=== Task description ===
Check every line below for the word "Soglia" and copy each one that has it.

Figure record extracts
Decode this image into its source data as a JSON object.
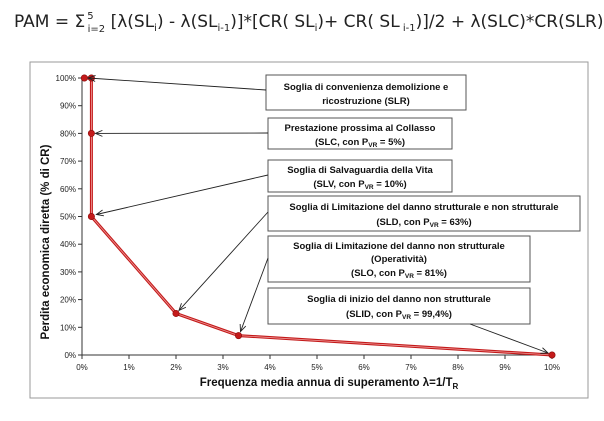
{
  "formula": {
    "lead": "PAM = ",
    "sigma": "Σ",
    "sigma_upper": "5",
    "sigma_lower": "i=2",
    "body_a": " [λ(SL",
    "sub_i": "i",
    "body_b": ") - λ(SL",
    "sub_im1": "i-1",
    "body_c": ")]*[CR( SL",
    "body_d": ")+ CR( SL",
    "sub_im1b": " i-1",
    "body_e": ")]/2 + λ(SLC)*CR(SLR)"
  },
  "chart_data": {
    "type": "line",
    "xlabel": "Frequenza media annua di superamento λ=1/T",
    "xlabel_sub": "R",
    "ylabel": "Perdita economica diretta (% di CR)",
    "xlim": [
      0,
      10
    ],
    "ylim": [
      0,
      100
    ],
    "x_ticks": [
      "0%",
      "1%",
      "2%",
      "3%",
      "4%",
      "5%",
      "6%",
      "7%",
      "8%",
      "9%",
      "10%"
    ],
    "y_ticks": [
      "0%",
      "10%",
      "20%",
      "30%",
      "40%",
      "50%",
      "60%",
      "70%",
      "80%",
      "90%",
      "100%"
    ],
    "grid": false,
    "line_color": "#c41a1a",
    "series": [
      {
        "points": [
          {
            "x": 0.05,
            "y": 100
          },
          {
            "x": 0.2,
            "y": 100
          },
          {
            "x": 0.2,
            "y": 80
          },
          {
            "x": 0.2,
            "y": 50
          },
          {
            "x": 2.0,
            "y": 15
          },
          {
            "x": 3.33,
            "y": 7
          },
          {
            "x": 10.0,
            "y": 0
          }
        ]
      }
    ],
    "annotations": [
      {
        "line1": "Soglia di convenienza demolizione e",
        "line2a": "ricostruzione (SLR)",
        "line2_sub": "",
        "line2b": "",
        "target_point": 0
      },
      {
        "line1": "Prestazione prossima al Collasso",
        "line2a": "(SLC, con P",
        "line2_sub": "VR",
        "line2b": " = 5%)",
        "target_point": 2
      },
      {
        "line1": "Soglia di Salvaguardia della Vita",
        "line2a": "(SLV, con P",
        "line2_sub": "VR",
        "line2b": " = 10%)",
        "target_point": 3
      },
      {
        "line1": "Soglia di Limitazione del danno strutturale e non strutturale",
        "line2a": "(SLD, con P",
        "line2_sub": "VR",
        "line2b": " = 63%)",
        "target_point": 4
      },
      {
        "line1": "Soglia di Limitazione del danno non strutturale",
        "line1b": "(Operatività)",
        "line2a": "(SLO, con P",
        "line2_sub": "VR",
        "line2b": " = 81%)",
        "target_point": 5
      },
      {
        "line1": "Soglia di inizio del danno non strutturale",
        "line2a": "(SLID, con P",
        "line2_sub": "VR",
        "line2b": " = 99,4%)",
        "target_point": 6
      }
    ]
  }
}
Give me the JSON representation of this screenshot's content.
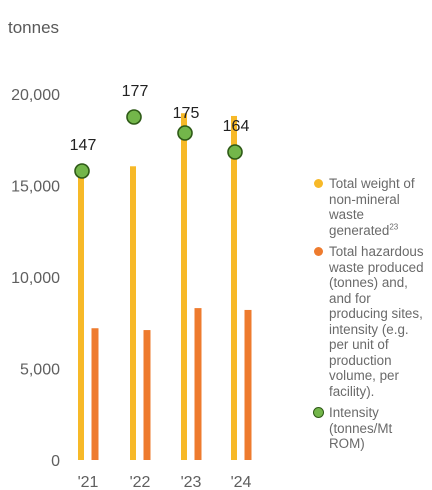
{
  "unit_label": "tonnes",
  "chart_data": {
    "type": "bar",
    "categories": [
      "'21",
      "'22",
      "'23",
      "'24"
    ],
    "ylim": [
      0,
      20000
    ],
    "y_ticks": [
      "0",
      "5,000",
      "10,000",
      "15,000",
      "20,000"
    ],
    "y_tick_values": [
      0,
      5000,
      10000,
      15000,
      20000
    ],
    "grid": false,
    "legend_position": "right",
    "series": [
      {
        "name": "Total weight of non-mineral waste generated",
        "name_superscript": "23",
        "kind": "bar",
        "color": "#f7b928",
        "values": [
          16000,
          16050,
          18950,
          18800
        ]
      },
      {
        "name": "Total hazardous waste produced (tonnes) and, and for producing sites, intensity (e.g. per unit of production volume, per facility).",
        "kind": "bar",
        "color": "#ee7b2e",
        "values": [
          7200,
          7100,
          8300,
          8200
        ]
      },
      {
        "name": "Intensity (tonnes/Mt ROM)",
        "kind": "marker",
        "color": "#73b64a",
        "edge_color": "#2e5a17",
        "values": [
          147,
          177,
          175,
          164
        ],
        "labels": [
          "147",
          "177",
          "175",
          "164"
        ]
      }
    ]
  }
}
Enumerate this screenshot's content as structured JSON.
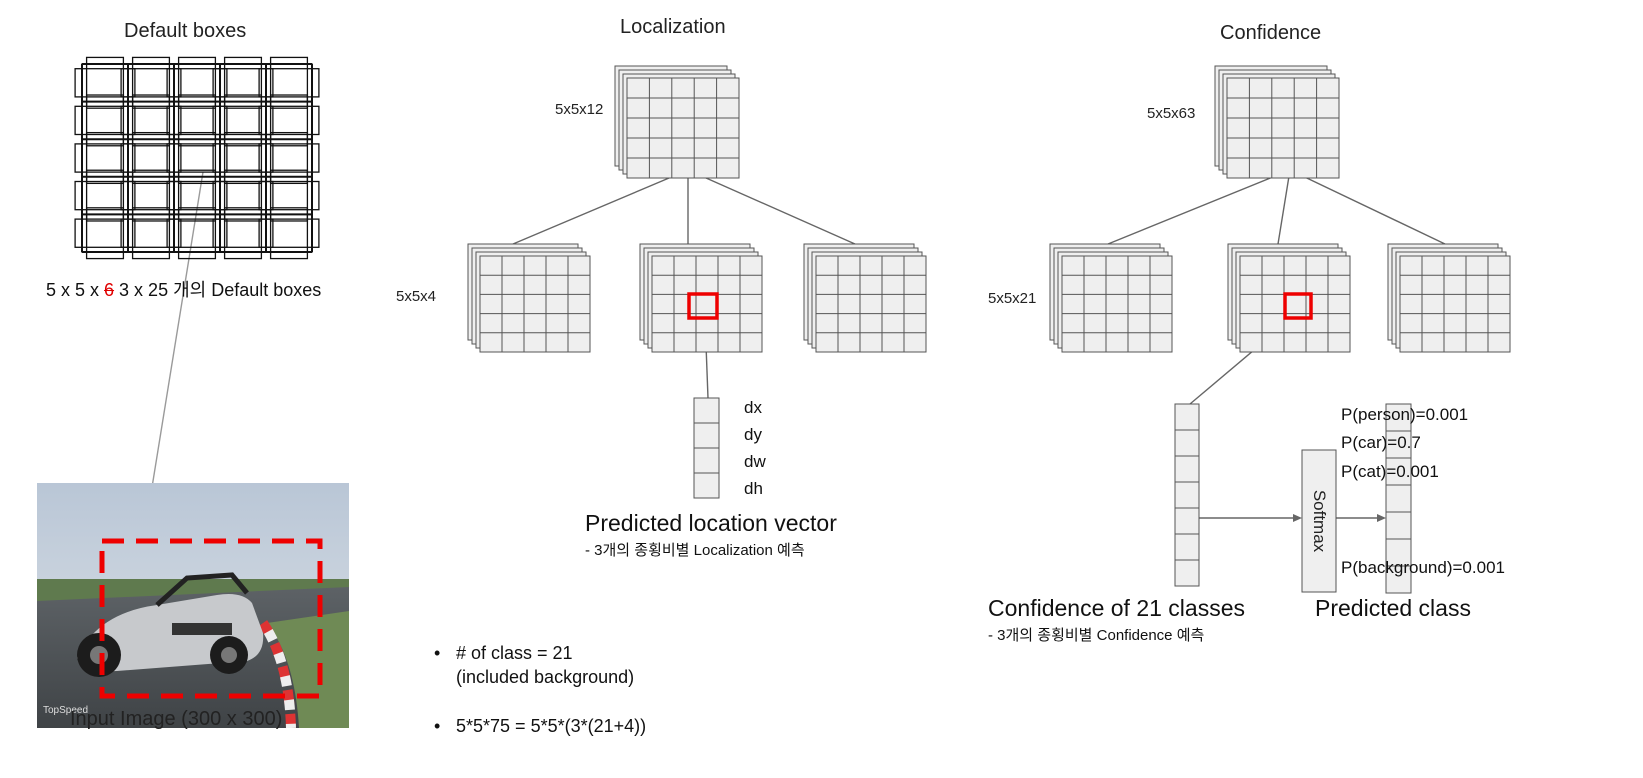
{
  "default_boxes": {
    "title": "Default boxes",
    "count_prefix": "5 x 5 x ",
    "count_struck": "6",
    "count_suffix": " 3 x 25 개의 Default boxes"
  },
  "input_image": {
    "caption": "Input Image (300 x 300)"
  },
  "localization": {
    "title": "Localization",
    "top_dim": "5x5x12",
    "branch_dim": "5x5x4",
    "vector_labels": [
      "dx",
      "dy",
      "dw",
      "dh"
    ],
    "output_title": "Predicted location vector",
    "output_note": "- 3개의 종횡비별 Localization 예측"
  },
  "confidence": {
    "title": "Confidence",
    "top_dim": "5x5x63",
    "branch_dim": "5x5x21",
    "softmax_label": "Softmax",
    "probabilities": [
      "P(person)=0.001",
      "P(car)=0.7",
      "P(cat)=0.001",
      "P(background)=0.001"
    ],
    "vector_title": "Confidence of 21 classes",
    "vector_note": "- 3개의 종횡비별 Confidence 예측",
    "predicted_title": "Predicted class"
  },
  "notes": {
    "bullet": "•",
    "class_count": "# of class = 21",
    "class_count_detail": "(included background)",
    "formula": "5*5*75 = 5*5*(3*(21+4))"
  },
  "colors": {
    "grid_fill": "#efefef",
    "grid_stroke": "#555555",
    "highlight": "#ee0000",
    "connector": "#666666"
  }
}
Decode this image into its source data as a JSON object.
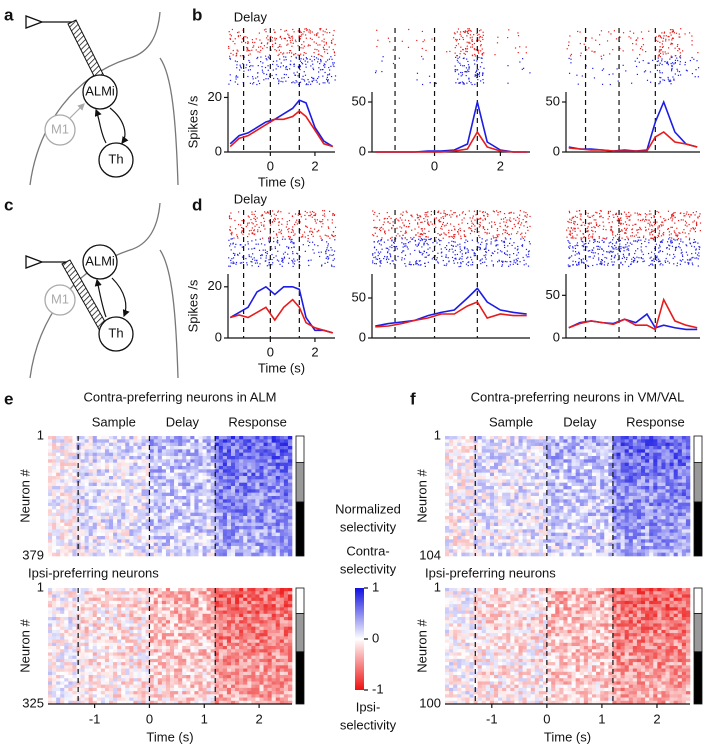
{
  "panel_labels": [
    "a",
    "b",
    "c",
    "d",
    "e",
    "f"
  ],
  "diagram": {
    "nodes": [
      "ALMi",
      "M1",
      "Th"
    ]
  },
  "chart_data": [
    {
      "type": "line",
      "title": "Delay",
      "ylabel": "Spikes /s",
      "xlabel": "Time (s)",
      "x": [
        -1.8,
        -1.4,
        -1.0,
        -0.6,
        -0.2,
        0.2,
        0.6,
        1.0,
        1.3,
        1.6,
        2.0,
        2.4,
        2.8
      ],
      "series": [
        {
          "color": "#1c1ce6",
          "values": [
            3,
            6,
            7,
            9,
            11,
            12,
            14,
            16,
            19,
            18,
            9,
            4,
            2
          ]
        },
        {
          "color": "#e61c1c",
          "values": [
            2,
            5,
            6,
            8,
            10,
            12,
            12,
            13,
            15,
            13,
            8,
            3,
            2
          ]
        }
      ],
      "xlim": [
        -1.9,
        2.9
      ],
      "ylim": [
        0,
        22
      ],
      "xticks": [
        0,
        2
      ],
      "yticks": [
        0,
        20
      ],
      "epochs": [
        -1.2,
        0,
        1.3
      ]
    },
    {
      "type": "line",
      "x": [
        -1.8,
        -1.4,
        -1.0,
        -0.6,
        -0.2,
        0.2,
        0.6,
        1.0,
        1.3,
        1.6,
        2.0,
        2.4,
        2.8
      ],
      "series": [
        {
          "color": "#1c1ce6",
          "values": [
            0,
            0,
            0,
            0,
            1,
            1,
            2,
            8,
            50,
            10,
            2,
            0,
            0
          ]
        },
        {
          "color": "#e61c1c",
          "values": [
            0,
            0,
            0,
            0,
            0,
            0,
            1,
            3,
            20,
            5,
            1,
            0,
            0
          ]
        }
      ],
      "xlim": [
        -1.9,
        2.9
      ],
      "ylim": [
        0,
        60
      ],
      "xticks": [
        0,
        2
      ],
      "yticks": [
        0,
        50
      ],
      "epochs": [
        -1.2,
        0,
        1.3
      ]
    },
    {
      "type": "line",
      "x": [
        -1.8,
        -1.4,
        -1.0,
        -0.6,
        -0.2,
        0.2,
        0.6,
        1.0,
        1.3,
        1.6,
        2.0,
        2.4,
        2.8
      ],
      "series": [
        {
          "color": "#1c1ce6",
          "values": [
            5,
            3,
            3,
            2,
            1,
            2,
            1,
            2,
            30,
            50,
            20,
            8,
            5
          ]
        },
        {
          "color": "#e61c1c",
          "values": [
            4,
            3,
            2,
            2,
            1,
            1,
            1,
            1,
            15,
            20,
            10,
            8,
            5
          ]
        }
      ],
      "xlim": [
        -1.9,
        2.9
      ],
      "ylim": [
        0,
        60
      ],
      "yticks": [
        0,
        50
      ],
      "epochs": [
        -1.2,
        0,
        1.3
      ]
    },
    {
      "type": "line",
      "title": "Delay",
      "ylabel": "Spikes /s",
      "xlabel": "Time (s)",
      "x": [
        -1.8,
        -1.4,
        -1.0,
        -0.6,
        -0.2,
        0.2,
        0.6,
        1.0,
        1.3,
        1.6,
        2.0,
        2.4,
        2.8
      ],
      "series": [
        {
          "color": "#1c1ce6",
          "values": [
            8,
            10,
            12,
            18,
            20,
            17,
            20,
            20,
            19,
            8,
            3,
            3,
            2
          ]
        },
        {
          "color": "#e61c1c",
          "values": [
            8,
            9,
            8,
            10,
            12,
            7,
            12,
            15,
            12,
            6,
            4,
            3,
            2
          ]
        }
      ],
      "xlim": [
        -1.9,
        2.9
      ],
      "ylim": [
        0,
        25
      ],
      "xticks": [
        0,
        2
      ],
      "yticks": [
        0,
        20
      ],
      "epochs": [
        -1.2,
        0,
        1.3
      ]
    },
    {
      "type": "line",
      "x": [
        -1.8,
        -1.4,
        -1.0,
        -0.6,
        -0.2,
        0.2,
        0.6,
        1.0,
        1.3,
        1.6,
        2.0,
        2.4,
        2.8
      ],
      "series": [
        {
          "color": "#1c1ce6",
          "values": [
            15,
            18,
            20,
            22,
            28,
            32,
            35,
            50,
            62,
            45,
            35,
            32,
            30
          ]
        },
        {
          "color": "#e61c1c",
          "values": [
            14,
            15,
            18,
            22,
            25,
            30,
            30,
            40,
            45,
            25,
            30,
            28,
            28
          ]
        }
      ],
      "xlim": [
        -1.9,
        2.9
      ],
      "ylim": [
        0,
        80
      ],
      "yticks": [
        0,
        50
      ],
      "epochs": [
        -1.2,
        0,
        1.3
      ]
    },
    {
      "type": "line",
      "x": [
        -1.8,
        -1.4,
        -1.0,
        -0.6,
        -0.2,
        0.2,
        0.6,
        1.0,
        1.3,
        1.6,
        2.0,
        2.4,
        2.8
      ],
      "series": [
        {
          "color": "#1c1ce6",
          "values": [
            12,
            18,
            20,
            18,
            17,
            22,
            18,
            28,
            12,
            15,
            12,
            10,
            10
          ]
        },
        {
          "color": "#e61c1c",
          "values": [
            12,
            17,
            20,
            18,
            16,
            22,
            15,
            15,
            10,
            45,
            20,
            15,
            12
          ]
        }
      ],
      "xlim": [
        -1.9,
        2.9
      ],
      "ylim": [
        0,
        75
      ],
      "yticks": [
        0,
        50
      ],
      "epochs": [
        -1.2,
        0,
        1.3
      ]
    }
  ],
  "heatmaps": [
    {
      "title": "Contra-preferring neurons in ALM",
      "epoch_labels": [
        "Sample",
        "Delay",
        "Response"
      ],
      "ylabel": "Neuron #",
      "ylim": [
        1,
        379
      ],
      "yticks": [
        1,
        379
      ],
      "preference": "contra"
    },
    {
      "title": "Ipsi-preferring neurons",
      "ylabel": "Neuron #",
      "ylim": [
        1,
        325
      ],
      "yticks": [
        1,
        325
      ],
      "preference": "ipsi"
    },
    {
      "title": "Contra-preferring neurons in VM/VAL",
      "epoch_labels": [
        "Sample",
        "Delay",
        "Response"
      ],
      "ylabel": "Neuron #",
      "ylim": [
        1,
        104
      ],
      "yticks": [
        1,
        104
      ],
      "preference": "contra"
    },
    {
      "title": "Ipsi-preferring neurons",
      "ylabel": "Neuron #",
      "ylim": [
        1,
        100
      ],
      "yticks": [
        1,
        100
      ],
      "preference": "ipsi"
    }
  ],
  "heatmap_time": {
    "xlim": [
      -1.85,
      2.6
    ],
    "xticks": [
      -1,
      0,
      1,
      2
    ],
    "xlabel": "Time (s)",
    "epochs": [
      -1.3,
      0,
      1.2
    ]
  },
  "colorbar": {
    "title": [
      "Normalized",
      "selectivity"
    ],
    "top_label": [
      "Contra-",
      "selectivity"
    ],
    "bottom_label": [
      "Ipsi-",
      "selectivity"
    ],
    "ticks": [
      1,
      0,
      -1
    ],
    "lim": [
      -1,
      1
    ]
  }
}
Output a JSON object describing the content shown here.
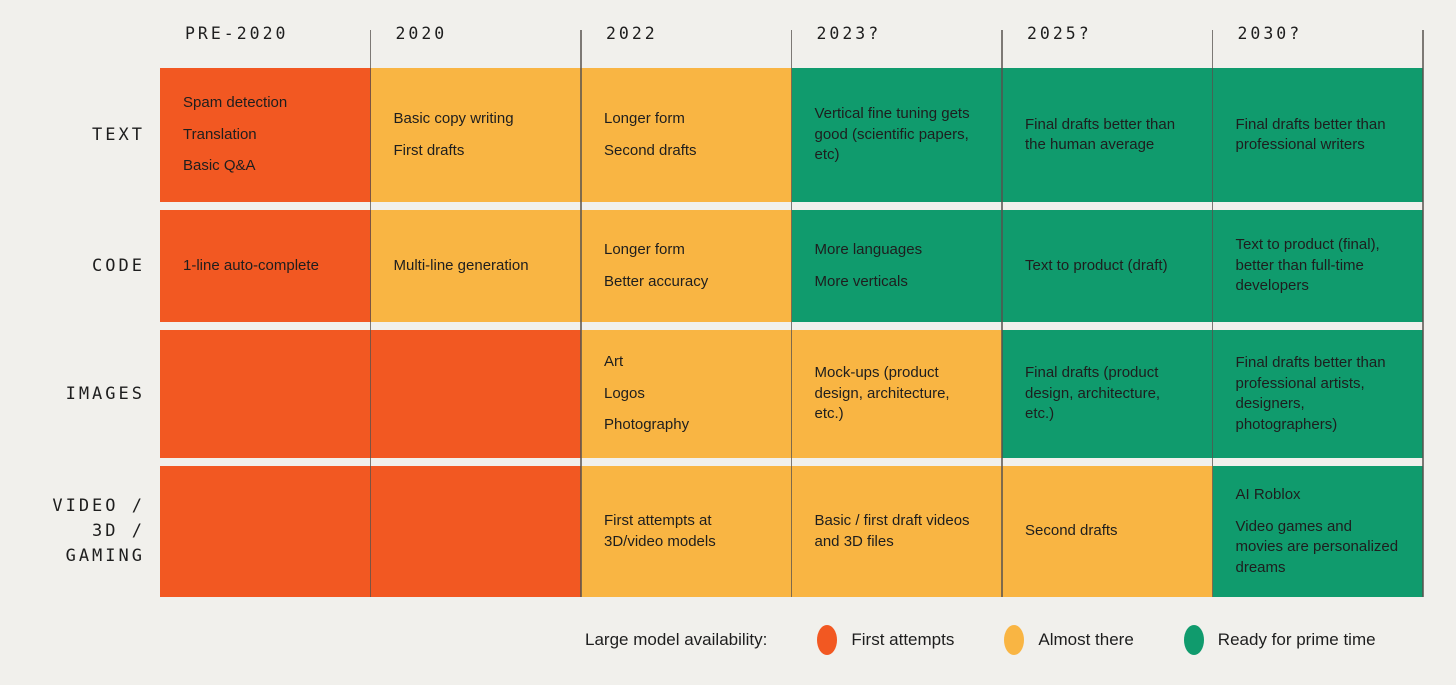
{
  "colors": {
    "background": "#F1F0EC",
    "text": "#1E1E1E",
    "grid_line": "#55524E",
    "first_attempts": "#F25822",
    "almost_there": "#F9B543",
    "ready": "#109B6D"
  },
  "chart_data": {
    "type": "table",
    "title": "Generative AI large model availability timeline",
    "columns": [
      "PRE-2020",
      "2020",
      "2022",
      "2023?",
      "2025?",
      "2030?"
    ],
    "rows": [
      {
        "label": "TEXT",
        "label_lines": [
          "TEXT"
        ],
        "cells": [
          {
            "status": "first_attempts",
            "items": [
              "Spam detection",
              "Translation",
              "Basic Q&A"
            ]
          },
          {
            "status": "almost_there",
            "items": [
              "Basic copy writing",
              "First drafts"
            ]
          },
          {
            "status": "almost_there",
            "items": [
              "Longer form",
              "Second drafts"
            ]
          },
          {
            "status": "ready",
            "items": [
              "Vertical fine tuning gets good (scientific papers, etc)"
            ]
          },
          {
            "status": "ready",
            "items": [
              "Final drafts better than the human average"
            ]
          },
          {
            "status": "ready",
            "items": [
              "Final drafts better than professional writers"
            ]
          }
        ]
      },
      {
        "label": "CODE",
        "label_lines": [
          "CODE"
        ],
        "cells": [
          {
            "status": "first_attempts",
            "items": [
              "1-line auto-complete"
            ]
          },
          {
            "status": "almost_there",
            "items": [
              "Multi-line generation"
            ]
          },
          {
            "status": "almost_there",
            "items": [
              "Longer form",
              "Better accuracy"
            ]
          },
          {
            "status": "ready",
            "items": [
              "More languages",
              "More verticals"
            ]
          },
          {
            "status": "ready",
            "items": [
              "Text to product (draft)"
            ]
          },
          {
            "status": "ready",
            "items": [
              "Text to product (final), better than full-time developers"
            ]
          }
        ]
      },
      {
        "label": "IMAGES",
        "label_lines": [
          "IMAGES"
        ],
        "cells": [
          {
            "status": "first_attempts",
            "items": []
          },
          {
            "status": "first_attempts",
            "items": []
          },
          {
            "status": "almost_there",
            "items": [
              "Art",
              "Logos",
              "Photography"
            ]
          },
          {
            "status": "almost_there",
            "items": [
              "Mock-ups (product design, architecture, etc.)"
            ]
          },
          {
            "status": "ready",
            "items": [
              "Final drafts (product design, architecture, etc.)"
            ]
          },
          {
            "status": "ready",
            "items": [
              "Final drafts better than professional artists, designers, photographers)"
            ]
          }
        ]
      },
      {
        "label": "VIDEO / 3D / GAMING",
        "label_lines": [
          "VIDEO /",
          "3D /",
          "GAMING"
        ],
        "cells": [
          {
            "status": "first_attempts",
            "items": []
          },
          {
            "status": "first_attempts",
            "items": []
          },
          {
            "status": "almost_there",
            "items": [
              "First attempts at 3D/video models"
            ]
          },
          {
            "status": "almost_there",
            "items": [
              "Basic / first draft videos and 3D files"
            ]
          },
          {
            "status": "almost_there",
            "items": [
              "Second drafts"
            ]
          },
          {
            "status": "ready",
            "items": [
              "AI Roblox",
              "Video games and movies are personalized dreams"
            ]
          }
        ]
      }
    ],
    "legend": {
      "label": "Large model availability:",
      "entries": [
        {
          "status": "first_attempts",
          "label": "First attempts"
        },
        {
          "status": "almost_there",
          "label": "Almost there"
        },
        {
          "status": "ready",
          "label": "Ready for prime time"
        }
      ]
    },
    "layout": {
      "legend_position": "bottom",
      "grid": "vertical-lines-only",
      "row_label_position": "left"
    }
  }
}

=== Response for this exercise ===
        "line1": "Soglia di convenienza demolizione e",
        "line1": "Soglia di Salvaguardia della Vita",
        "line1": "Soglia di Limitazione del danno strutturale e non strutturale",
        "line1": "Soglia di Limitazione del danno non strutturale",
        "line1": "Soglia di inizio del danno non strutturale",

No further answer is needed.